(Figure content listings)
###

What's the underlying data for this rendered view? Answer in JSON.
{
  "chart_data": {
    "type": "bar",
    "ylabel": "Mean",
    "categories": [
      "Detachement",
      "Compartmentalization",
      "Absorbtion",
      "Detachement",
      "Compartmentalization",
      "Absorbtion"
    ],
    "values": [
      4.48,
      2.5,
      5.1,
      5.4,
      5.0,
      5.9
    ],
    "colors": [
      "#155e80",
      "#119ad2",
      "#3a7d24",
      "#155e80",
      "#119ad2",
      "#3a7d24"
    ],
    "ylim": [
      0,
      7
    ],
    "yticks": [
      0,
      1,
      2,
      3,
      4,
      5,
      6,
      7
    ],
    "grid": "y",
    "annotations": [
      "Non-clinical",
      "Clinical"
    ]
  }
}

###

Set problem:
Write the entire listing out again, word for word.

Written response:
What's the underlying data for this rendered view? Answer in JSON.
{
  "chart_data": {
    "type": "bar",
    "ylabel": "Mean",
    "categories": [
      "Detachement",
      "Compartmentalization",
      "Absorbtion",
      "Detachement",
      "Compartmentalization",
      "Absorbtion"
    ],
    "values": [
      4.48,
      2.5,
      5.1,
      5.4,
      5.0,
      5.9
    ],
    "colors": [
      "#155e80",
      "#119ad2",
      "#3a7d24",
      "#155e80",
      "#119ad2",
      "#3a7d24"
    ],
    "ylim": [
      0,
      7
    ],
    "yticks": [
      0,
      1,
      2,
      3,
      4,
      5,
      6,
      7
    ],
    "grid": "y",
    "annotations": [
      "Non-clinical",
      "Clinical"
    ]
  }
}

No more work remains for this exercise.